Please retype every record exactly as it appears, omitting the pictures.

Records drawn from a dataset:

=== Section Start ===

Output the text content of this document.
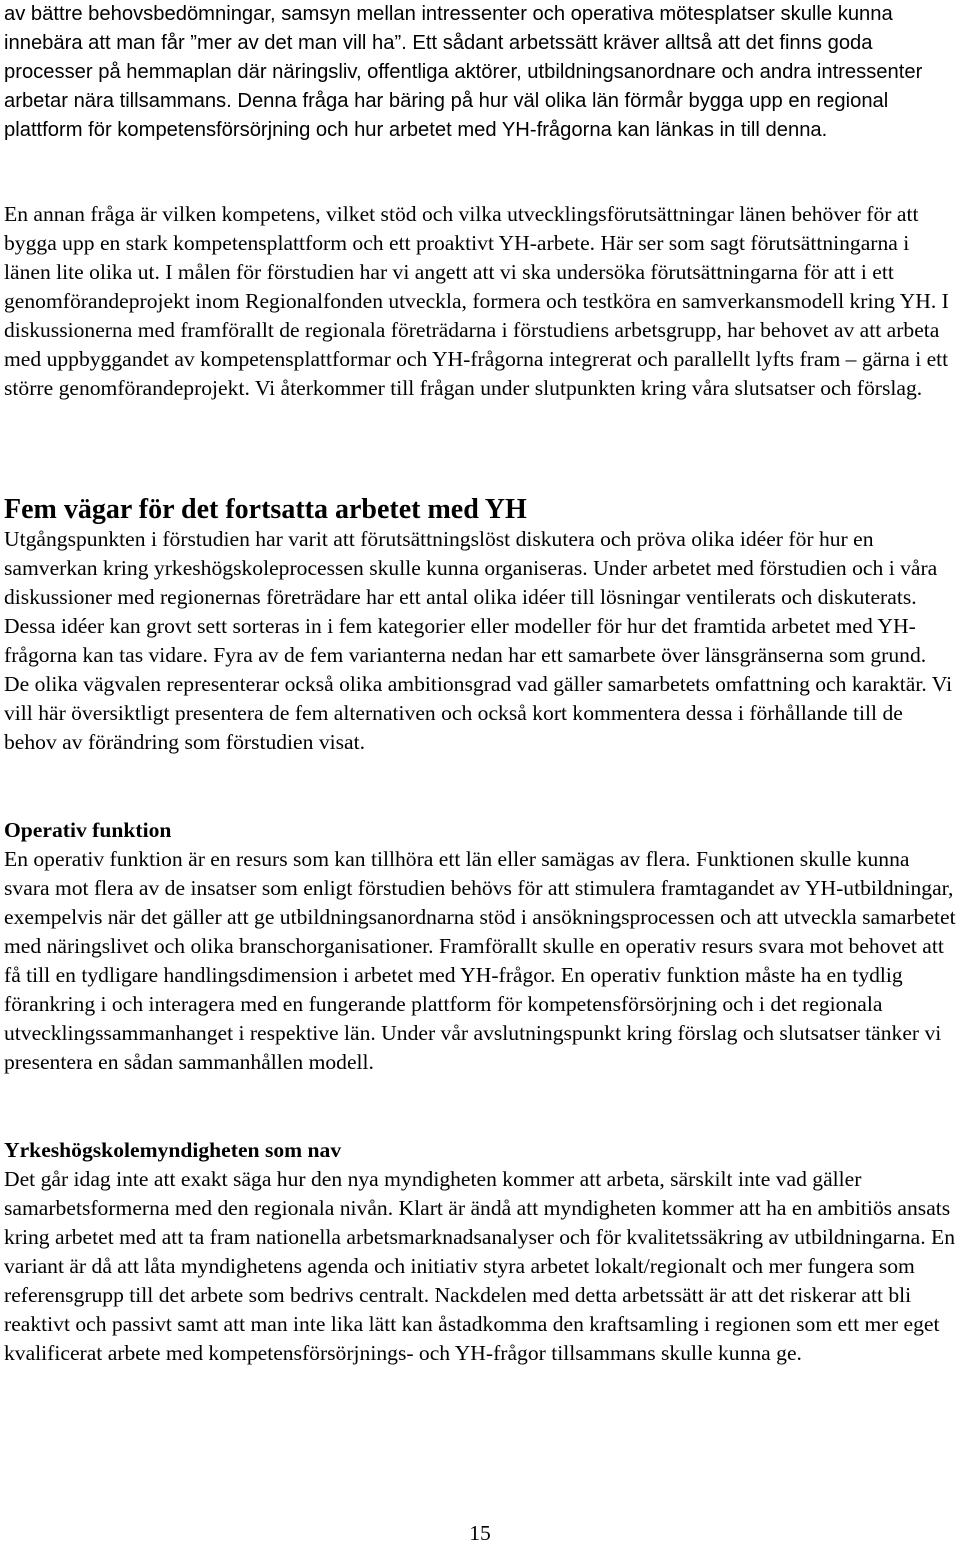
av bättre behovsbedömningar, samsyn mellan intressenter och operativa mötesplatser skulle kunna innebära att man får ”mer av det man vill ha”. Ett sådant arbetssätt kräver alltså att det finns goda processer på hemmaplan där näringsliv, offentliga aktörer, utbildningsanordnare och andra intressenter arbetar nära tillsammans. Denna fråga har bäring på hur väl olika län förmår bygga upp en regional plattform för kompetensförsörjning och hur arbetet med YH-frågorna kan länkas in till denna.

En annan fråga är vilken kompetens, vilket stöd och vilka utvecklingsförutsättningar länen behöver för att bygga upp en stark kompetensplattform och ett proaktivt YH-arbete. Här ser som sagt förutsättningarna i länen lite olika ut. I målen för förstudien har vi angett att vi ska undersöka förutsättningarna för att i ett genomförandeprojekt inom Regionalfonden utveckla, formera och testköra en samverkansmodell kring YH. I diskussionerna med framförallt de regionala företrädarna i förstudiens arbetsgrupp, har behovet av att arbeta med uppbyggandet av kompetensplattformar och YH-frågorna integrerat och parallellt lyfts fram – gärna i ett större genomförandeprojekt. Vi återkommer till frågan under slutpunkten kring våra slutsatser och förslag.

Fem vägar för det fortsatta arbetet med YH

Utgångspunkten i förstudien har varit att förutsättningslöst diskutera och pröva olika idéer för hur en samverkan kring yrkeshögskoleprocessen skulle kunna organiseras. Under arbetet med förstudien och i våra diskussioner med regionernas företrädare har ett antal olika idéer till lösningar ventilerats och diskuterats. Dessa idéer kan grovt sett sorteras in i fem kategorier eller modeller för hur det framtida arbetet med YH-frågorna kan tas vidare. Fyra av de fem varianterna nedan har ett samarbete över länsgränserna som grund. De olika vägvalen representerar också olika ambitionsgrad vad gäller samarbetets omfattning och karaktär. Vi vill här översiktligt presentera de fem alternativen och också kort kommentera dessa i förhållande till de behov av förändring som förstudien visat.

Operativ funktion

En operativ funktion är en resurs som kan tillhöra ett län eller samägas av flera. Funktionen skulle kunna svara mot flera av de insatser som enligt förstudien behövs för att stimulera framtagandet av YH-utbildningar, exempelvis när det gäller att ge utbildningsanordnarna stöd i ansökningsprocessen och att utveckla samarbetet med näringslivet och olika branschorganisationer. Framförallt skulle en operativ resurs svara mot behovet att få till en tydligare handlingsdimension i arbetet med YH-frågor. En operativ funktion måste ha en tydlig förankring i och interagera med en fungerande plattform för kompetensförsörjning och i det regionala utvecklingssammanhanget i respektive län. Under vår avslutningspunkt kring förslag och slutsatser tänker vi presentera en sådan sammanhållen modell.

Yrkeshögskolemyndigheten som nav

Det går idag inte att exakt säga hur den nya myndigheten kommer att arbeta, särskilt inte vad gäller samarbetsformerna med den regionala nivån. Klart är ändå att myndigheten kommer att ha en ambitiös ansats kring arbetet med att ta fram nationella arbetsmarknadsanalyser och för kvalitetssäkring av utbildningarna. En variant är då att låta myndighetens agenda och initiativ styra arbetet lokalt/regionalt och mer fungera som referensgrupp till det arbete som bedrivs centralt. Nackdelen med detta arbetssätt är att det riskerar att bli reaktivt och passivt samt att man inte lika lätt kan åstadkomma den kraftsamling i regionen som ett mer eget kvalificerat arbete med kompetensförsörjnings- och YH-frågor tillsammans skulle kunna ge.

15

=== Section End ===

| ANSWER TO THE EXERCISE |
Output the text content of this document.
av bättre behovsbedömningar, samsyn mellan intressenter och operativa mötesplatser skulle kunna innebära att man får ”mer av det man vill ha”. Ett sådant arbetssätt kräver alltså att det finns goda processer på hemmaplan där näringsliv, offentliga aktörer, utbildningsanordnare och andra intressenter arbetar nära tillsammans. Denna fråga har bäring på hur väl olika län förmår bygga upp en regional plattform för kompetensförsörjning och hur arbetet med YH-frågorna kan länkas in till denna.

En annan fråga är vilken kompetens, vilket stöd och vilka utvecklingsförutsättningar länen behöver för att bygga upp en stark kompetensplattform och ett proaktivt YH-arbete. Här ser som sagt förutsättningarna i länen lite olika ut. I målen för förstudien har vi angett att vi ska undersöka förutsättningarna för att i ett genomförandeprojekt inom Regionalfonden utveckla, formera och testköra en samverkansmodell kring YH. I diskussionerna med framförallt de regionala företrädarna i förstudiens arbetsgrupp, har behovet av att arbeta med uppbyggandet av kompetensplattformar och YH-frågorna integrerat och parallellt lyfts fram – gärna i ett större genomförandeprojekt. Vi återkommer till frågan under slutpunkten kring våra slutsatser och förslag.

Fem vägar för det fortsatta arbetet med YH

Utgångspunkten i förstudien har varit att förutsättningslöst diskutera och pröva olika idéer för hur en samverkan kring yrkeshögskoleprocessen skulle kunna organiseras. Under arbetet med förstudien och i våra diskussioner med regionernas företrädare har ett antal olika idéer till lösningar ventilerats och diskuterats. Dessa idéer kan grovt sett sorteras in i fem kategorier eller modeller för hur det framtida arbetet med YH-frågorna kan tas vidare. Fyra av de fem varianterna nedan har ett samarbete över länsgränserna som grund. De olika vägvalen representerar också olika ambitionsgrad vad gäller samarbetets omfattning och karaktär. Vi vill här översiktligt presentera de fem alternativen och också kort kommentera dessa i förhållande till de behov av förändring som förstudien visat.

Operativ funktion

En operativ funktion är en resurs som kan tillhöra ett län eller samägas av flera. Funktionen skulle kunna svara mot flera av de insatser som enligt förstudien behövs för att stimulera framtagandet av YH-utbildningar, exempelvis när det gäller att ge utbildningsanordnarna stöd i ansökningsprocessen och att utveckla samarbetet med näringslivet och olika branschorganisationer. Framförallt skulle en operativ resurs svara mot behovet att få till en tydligare handlingsdimension i arbetet med YH-frågor. En operativ funktion måste ha en tydlig förankring i och interagera med en fungerande plattform för kompetensförsörjning och i det regionala utvecklingssammanhanget i respektive län. Under vår avslutningspunkt kring förslag och slutsatser tänker vi presentera en sådan sammanhållen modell.

Yrkeshögskolemyndigheten som nav

Det går idag inte att exakt säga hur den nya myndigheten kommer att arbeta, särskilt inte vad gäller samarbetsformerna med den regionala nivån. Klart är ändå att myndigheten kommer att ha en ambitiös ansats kring arbetet med att ta fram nationella arbetsmarknadsanalyser och för kvalitetssäkring av utbildningarna. En variant är då att låta myndighetens agenda och initiativ styra arbetet lokalt/regionalt och mer fungera som referensgrupp till det arbete som bedrivs centralt. Nackdelen med detta arbetssätt är att det riskerar att bli reaktivt och passivt samt att man inte lika lätt kan åstadkomma den kraftsamling i regionen som ett mer eget kvalificerat arbete med kompetensförsörjnings- och YH-frågor tillsammans skulle kunna ge.

15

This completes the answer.